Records
◆ ◆ ◆ ◆ ◆

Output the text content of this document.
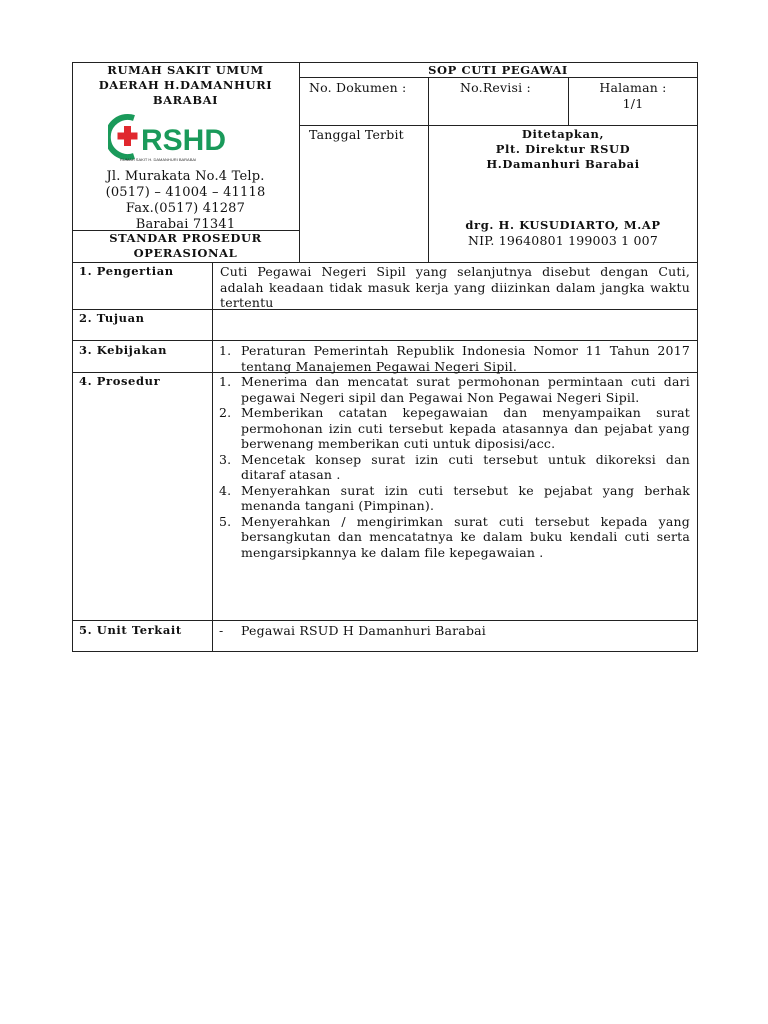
RUMAH SAKIT UMUM
DAERAH H.DAMANHURI
BARABAI
RSHD
RUMAH SAKIT H. DAMANHURI BARABAI
Jl. Murakata No.4 Telp.
(0517) – 41004 – 41118
Fax.(0517) 41287
Barabai 71341
STANDAR PROSEDUR
OPERASIONAL
SOP CUTI PEGAWAI
No. Dokumen :	No.Revisi :	Halaman :
1/1
Tanggal Terbit	Ditetapkan,
Plt. Direktur RSUD
H.Damanhuri Barabai
drg. H. KUSUDIARTO, M.AP
NIP. 19640801 199003 1 007
1. Pengertian	Cuti Pegawai Negeri Sipil yang selanjutnya disebut dengan Cuti, adalah keadaan tidak masuk kerja yang diizinkan dalam jangka waktu tertentu
2. Tujuan
3. Kebijakan	1. Peraturan Pemerintah Republik Indonesia Nomor 11 Tahun 2017 tentang Manajemen Pegawai Negeri Sipil.
4. Prosedur	1. Menerima dan mencatat surat permohonan permintaan cuti dari pegawai Negeri sipil dan Pegawai Non Pegawai Negeri Sipil.
2. Memberikan catatan kepegawaian dan menyampaikan surat permohonan izin cuti tersebut kepada atasannya dan pejabat yang berwenang memberikan cuti untuk diposisi/acc.
3. Mencetak konsep surat izin cuti tersebut untuk dikoreksi dan ditaraf atasan .
4. Menyerahkan surat izin cuti tersebut ke pejabat yang berhak menanda tangani (Pimpinan).
5. Menyerahkan / mengirimkan surat cuti tersebut kepada yang bersangkutan dan mencatatnya ke dalam buku kendali cuti serta mengarsipkannya ke dalam file kepegawaian .
5. Unit Terkait	- Pegawai RSUD H Damanhuri Barabai
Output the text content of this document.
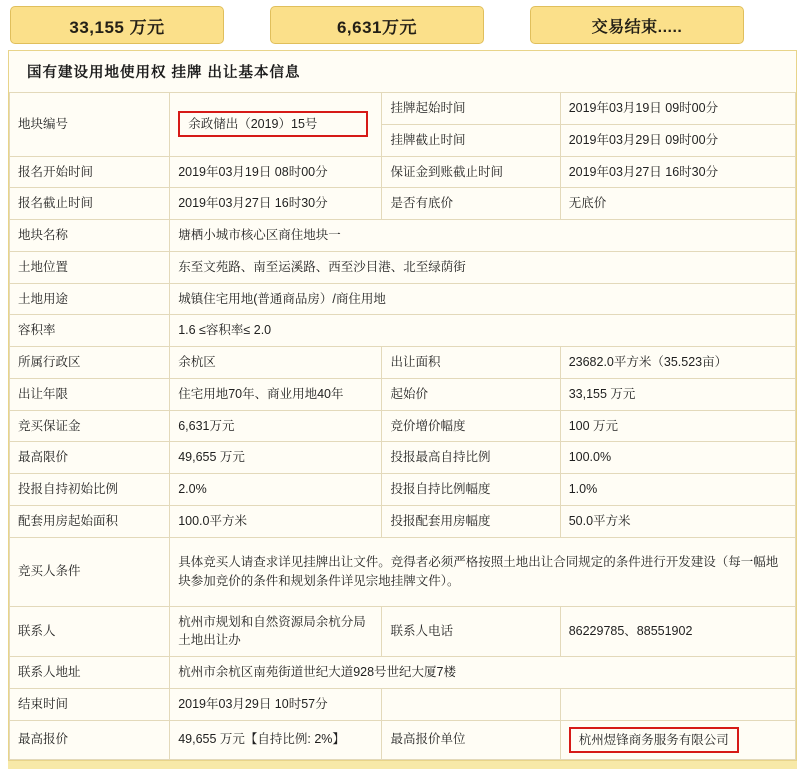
33,155 万元	6,631万元	交易结束.....
国有建设用地使用权 挂牌 出让基本信息
地块编号	余政储出（2019）15号	挂牌起始时间	2019年03月19日 09时00分
		挂牌截止时间	2019年03月29日 09时00分
报名开始时间	2019年03月19日 08时00分	保证金到账截止时间	2019年03月27日 16时30分
报名截止时间	2019年03月27日 16时30分	是否有底价	无底价
地块名称	塘栖小城市核心区商住地块一		
土地位置	东至文苑路、南至运溪路、西至沙目港、北至绿荫街		
土地用途	城镇住宅用地(普通商品房）/商住用地		
容积率	1.6 ≤容积率≤ 2.0		
所属行政区	余杭区	出让面积	23682.0平方米（35.523亩）
出让年限	住宅用地70年、商业用地40年	起始价	33,155 万元
竞买保证金	6,631万元	竞价增价幅度	100 万元
最高限价	49,655 万元	投报最高自持比例	100.0%
投报自持初始比例	2.0%	投报自持比例幅度	1.0%
配套用房起始面积	100.0平方米	投报配套用房幅度	50.0平方米
竞买人条件	具体竞买人请查求详见挂牌出让文件。竞得者必须严格按照土地出让合同规定的条件进行开发建设（每一幅地块参加竞价的条件和规划条件详见宗地挂牌文件）。		
联系人	杭州市规划和自然资源局余杭分局土地出让办	联系人电话	86229785、88551902
联系人地址	杭州市余杭区南苑街道世纪大道928号世纪大厦7楼		
结束时间	2019年03月29日 10时57分		
最高报价	49,655 万元【自持比例: 2%】	最高报价单位	杭州煜锋商务服务有限公司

◆ ◆ ◆ ◆ ◆

- **Short exercise**
All of the records above must be copied exactly, except for the pictures.

- **Output below**
Output the text content of this document.
RUMAH SAKIT UMUM
DAERAH H.DAMANHURI
BARABAI
RSHD
RUMAH SAKIT H. DAMANHURI BARABAI
Jl. Murakata No.4 Telp.
(0517) – 41004 – 41118
Fax.(0517) 41287
Barabai 71341
STANDAR PROSEDUR
OPERASIONAL
SOP CUTI PEGAWAI
No. Dokumen :	No.Revisi :	Halaman :
1/1
Tanggal Terbit	Ditetapkan,
Plt. Direktur RSUD
H.Damanhuri Barabai
drg. H. KUSUDIARTO, M.AP
NIP. 19640801 199003 1 007
1. Pengertian	Cuti Pegawai Negeri Sipil yang selanjutnya disebut dengan Cuti, adalah keadaan tidak masuk kerja yang diizinkan dalam jangka waktu tertentu
2. Tujuan
3. Kebijakan	1. Peraturan Pemerintah Republik Indonesia Nomor 11 Tahun 2017 tentang Manajemen Pegawai Negeri Sipil.
4. Prosedur	1. Menerima dan mencatat surat permohonan permintaan cuti dari pegawai Negeri sipil dan Pegawai Non Pegawai Negeri Sipil.
2. Memberikan catatan kepegawaian dan menyampaikan surat permohonan izin cuti tersebut kepada atasannya dan pejabat yang berwenang memberikan cuti untuk diposisi/acc.
3. Mencetak konsep surat izin cuti tersebut untuk dikoreksi dan ditaraf atasan .
4. Menyerahkan surat izin cuti tersebut ke pejabat yang berhak menanda tangani (Pimpinan).
5. Menyerahkan / mengirimkan surat cuti tersebut kepada yang bersangkutan dan mencatatnya ke dalam buku kendali cuti serta mengarsipkannya ke dalam file kepegawaian .
5. Unit Terkait	- Pegawai RSUD H Damanhuri Barabai
Output the text content of this document.
33,155 万元	6,631万元	交易结束.....
国有建设用地使用权 挂牌 出让基本信息
地块编号	余政储出（2019）15号	挂牌起始时间	2019年03月19日 09时00分
		挂牌截止时间	2019年03月29日 09时00分
报名开始时间	2019年03月19日 08时00分	保证金到账截止时间	2019年03月27日 16时30分
报名截止时间	2019年03月27日 16时30分	是否有底价	无底价
地块名称	塘栖小城市核心区商住地块一		
土地位置	东至文苑路、南至运溪路、西至沙目港、北至绿荫街		
土地用途	城镇住宅用地(普通商品房）/商住用地		
容积率	1.6 ≤容积率≤ 2.0		
所属行政区	余杭区	出让面积	23682.0平方米（35.523亩）
出让年限	住宅用地70年、商业用地40年	起始价	33,155 万元
竞买保证金	6,631万元	竞价增价幅度	100 万元
最高限价	49,655 万元	投报最高自持比例	100.0%
投报自持初始比例	2.0%	投报自持比例幅度	1.0%
配套用房起始面积	100.0平方米	投报配套用房幅度	50.0平方米
竞买人条件	具体竞买人请查求详见挂牌出让文件。竞得者必须严格按照土地出让合同规定的条件进行开发建设（每一幅地块参加竞价的条件和规划条件详见宗地挂牌文件）。		
联系人	杭州市规划和自然资源局余杭分局土地出让办	联系人电话	86229785、88551902
联系人地址	杭州市余杭区南苑街道世纪大道928号世纪大厦7楼		
结束时间	2019年03月29日 10时57分		
最高报价	49,655 万元【自持比例: 2%】	最高报价单位	杭州煜锋商务服务有限公司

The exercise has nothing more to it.